**What is being asked:** Print the listing that follows, character for character.

**Entries shown:**
##############################

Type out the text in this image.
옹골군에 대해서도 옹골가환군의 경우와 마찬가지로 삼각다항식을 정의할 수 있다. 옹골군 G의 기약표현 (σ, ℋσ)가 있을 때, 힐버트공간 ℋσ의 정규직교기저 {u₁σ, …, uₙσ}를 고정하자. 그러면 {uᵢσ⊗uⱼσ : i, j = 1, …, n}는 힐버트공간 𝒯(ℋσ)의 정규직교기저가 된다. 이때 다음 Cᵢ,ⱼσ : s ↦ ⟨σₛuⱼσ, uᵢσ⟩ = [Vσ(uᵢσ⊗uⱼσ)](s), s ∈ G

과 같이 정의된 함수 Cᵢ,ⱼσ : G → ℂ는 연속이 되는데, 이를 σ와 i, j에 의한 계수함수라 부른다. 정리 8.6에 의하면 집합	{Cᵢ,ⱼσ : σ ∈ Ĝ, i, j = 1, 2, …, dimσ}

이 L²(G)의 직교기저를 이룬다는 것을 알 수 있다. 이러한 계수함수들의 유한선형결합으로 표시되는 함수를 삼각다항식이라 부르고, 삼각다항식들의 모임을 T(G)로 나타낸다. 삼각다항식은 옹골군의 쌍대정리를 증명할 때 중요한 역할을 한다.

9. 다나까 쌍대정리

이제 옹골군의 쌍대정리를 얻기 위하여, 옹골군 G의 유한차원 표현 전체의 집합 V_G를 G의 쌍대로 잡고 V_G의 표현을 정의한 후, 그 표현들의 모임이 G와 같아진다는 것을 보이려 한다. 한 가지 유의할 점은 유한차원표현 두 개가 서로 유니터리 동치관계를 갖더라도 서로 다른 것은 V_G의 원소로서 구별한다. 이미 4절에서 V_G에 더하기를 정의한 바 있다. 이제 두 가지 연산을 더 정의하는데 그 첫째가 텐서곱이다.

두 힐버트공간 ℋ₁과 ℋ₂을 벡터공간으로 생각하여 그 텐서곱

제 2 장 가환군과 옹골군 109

##############################

**Expected output:**
Type out the text in this image.
옹골군에 대해서도 옹골가환군의 경우와 마찬가지로 삼각다항식을 정의할 수 있다. 옹골군 G의 기약표현 (σ, ℋσ)가 있을 때, 힐버트공간 ℋσ의 정규직교기저 {u₁σ, …, uₙσ}를 고정하자. 그러면 {uᵢσ⊗uⱼσ : i, j = 1, …, n}는 힐버트공간 𝒯(ℋσ)의 정규직교기저가 된다. 이때 다음 Cᵢ,ⱼσ : s ↦ ⟨σₛuⱼσ, uᵢσ⟩ = [Vσ(uᵢσ⊗uⱼσ)](s), s ∈ G

과 같이 정의된 함수 Cᵢ,ⱼσ : G → ℂ는 연속이 되는데, 이를 σ와 i, j에 의한 계수함수라 부른다. 정리 8.6에 의하면 집합	{Cᵢ,ⱼσ : σ ∈ Ĝ, i, j = 1, 2, …, dimσ}

이 L²(G)의 직교기저를 이룬다는 것을 알 수 있다. 이러한 계수함수들의 유한선형결합으로 표시되는 함수를 삼각다항식이라 부르고, 삼각다항식들의 모임을 T(G)로 나타낸다. 삼각다항식은 옹골군의 쌍대정리를 증명할 때 중요한 역할을 한다.

9. 다나까 쌍대정리

이제 옹골군의 쌍대정리를 얻기 위하여, 옹골군 G의 유한차원 표현 전체의 집합 V_G를 G의 쌍대로 잡고 V_G의 표현을 정의한 후, 그 표현들의 모임이 G와 같아진다는 것을 보이려 한다. 한 가지 유의할 점은 유한차원표현 두 개가 서로 유니터리 동치관계를 갖더라도 서로 다른 것은 V_G의 원소로서 구별한다. 이미 4절에서 V_G에 더하기를 정의한 바 있다. 이제 두 가지 연산을 더 정의하는데 그 첫째가 텐서곱이다.

두 힐버트공간 ℋ₁과 ℋ₂을 벡터공간으로 생각하여 그 텐서곱

제 2 장 가환군과 옹골군 109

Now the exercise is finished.